+++ Texto proporcionado

# Resistencia de un solo color



## karkas (Ago 21, 2009)

Saludos, no soy principiante pero esta pregunta es de principiantes. Aqui tengo una tarjeta madre de una pentium IV y encontre una resistencia de un solo color (negro), que es esto?


----------



## Chico3001 (Ago 21, 2009)

Es un resistor de 0 ohms tambien conocido como puente.... muchas veces los fabricantes las ponen para poder cambiar rapidamente opciones de configuracion sin tener que usar switches, o por que ofrecen versiones mas simples de sus placas sin algun circuito extra y de ese modo logran hacer el puenteo de las pistas que necesiten


----------



## karkas (Ago 21, 2009)

Gracias por la respuesta, pero cual es la diferencia entre esto y unir las pistas? o no hay ninguna?


----------



## Elvis! (Ago 21, 2009)

No ninguna!Funciona de todos modos como puente!
Un ejemplo bien sencillo

Yo como fabricante puedo venderte dos productos uno version basic que es un Led con una bateria pequeña y un Resistor de 0 ohms o podria venderte la version full que la podes apagar y prender a gusto la unica diferencia es que en la version full puse un interruptor!

++++++

> [Tareas escritas]:
1 - Según el hilo del foro sobre la resistencia de un solo color, ¿qué es la resistencia negra de la tarjeta madre?
2 - Continúa el hilo del foro sobre la resistencia de un solo color a partir de su última oración.
Las entradas no tienen relación con el hilo del foro sobre la resistencia de un solo color.

+++ Conjunto de entradas

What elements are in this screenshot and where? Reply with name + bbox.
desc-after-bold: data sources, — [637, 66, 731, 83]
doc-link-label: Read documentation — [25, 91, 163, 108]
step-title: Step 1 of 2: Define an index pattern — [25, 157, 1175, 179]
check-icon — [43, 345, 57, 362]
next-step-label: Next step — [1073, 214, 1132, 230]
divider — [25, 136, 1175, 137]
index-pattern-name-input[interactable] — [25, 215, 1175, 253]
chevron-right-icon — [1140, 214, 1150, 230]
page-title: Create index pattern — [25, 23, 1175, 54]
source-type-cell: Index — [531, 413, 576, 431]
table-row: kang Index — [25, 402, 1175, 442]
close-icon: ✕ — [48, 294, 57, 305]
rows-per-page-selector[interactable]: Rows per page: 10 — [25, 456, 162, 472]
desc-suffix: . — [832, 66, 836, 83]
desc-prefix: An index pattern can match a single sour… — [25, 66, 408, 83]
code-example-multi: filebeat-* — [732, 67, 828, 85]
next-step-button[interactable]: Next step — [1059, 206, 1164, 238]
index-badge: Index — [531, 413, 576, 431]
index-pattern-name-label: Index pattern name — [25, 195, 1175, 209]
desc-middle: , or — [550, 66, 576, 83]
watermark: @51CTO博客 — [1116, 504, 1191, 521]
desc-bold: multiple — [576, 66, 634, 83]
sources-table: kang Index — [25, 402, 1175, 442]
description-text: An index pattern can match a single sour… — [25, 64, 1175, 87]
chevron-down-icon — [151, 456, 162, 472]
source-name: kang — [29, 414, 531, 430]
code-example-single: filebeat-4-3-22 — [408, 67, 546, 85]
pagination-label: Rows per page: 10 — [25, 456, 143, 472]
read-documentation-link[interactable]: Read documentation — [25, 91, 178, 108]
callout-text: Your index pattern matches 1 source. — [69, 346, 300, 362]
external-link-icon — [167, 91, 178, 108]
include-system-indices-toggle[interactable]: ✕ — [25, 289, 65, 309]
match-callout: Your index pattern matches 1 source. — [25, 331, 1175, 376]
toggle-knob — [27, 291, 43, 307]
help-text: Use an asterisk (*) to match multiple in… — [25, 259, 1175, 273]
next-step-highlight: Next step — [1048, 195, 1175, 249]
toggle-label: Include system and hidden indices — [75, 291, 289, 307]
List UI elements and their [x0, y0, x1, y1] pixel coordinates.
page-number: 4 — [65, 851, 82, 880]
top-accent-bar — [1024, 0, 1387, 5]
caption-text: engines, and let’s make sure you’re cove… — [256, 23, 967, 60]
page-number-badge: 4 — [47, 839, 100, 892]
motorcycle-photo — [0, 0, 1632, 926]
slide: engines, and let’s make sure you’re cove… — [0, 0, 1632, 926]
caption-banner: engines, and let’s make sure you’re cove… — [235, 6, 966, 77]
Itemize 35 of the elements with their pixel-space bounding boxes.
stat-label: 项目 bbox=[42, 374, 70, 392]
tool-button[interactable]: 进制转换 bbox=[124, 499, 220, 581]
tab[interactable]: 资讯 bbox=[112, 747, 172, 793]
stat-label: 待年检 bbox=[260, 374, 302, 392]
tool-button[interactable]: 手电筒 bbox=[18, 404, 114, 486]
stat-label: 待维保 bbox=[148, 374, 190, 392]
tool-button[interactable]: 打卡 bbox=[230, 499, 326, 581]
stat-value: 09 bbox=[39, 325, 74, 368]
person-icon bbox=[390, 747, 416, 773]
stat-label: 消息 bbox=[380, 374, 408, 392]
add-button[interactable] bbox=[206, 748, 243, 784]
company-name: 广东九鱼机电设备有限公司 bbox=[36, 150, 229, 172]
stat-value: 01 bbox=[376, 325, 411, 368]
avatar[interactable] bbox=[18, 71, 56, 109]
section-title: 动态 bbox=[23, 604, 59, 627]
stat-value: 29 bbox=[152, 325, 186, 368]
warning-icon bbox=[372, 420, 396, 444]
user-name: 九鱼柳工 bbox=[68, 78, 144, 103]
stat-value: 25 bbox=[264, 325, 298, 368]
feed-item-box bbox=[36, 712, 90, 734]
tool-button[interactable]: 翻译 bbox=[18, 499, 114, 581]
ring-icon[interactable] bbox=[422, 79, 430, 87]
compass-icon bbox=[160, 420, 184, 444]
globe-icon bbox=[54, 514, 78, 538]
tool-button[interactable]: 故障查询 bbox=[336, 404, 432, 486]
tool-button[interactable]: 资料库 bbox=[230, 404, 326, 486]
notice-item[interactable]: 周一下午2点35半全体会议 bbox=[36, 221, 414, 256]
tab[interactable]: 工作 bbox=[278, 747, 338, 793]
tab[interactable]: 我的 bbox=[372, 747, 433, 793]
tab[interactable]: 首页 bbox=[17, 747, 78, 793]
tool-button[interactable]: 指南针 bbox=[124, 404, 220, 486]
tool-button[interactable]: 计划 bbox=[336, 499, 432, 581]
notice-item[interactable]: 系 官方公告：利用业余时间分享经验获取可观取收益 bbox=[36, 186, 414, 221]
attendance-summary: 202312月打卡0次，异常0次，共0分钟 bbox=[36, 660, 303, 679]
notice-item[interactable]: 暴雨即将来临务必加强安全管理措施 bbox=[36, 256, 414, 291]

++++++

> [Respuestas]:
1 - Es un resistor de 0 ohms, también conocido como puente.

2 -
Es extremadamente simple el ejemplo pero espero te sirva...Si queres podes sacar la resistencia y puentear directamente y no va a pasar nada!^^

Un saludo!


----------



## karkas (Ago 21, 2009)

Gracias por la respuesta, Elvis.


----------



## EzEkieL (Ago 21, 2009)

Cabe la posibilidad de que este quemado.. y halla obtenido un hermoso y parejo color tostado.

Las posibilidades son minimas.... pero existe.


----------



## Tacatomon (Ago 21, 2009)

EzEkieL dijo:
			
		

> Cabe la posibilidad de que este quemado.. y halla obtenido un hermoso y parejo color tostado.
> 
> Las posibilidades son minimas.... pero existe.



Muy minimas... Pero algunos fabricantes tienen resistencias de cuerpo color negro pero de diferentes valores.
Si es la tipica resistecia color marron con unica banda negra es un puente.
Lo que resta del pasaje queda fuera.